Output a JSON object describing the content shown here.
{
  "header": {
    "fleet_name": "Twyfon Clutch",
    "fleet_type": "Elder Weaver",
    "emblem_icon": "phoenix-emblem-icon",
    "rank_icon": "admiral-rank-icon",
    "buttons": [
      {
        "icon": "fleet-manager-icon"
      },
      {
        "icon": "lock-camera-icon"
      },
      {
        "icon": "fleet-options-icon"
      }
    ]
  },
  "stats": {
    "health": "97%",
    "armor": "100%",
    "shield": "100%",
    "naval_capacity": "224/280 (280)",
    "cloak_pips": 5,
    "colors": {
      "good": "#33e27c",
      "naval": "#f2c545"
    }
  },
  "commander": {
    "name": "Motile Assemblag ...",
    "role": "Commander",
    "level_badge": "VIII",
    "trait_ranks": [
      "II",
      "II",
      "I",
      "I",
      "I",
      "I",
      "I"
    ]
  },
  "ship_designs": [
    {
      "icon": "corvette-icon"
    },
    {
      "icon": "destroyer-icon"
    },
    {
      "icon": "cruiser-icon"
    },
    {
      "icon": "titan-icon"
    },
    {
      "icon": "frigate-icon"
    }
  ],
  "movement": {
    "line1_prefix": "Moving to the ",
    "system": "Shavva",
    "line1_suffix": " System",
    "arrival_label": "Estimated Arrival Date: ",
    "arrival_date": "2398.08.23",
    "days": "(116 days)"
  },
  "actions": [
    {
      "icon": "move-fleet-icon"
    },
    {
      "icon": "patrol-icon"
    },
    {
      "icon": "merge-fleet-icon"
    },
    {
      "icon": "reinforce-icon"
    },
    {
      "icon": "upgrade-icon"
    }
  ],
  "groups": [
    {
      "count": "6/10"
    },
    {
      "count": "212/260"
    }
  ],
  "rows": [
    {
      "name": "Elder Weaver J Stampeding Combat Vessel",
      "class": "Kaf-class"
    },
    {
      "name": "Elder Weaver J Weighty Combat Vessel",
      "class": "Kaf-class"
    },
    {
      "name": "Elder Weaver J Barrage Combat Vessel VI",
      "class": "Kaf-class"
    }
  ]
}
*-*-*
▸ Goal: Each line in the entries above that includes the string "Weaver" should be extracted.

▸ Answer to the problem:
    "fleet_type": "Elder Weaver",
      "name": "Elder Weaver J Stampeding Combat Vessel",
      "name": "Elder Weaver J Weighty Combat Vessel",
      "name": "Elder Weaver J Barrage Combat Vessel VI",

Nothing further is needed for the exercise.